WHAT NEEDS TO BE DONE:
Below is a block of records: output all of them exactly and leave out the pictures.
[Begin DATA PROVIDED]
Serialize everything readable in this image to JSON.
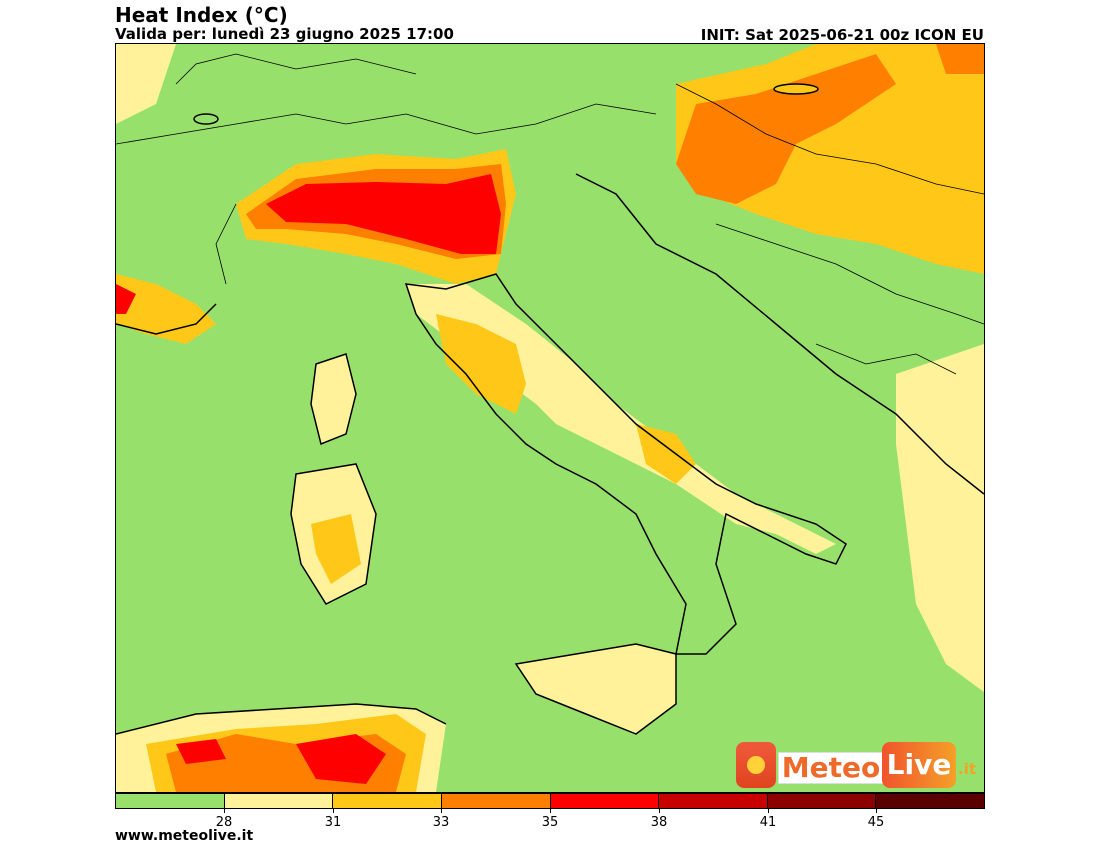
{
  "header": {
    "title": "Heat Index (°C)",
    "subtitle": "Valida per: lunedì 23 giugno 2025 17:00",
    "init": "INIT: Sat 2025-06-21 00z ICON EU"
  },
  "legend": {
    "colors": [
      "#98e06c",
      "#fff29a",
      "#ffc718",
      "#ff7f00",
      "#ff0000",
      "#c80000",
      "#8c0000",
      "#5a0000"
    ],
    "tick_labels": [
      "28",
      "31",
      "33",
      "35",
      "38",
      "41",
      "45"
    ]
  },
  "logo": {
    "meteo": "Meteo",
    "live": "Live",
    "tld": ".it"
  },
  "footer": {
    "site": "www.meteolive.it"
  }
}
[End DATA PROVIDED]
FINISHED TASK:
Serialize everything readable in this image to JSON.
{
  "header": {
    "title": "Heat Index (°C)",
    "subtitle": "Valida per: lunedì 23 giugno 2025 17:00",
    "init": "INIT: Sat 2025-06-21 00z ICON EU"
  },
  "legend": {
    "colors": [
      "#98e06c",
      "#fff29a",
      "#ffc718",
      "#ff7f00",
      "#ff0000",
      "#c80000",
      "#8c0000",
      "#5a0000"
    ],
    "tick_labels": [
      "28",
      "31",
      "33",
      "35",
      "38",
      "41",
      "45"
    ]
  },
  "logo": {
    "meteo": "Meteo",
    "live": "Live",
    "tld": ".it"
  },
  "footer": {
    "site": "www.meteolive.it"
  }
}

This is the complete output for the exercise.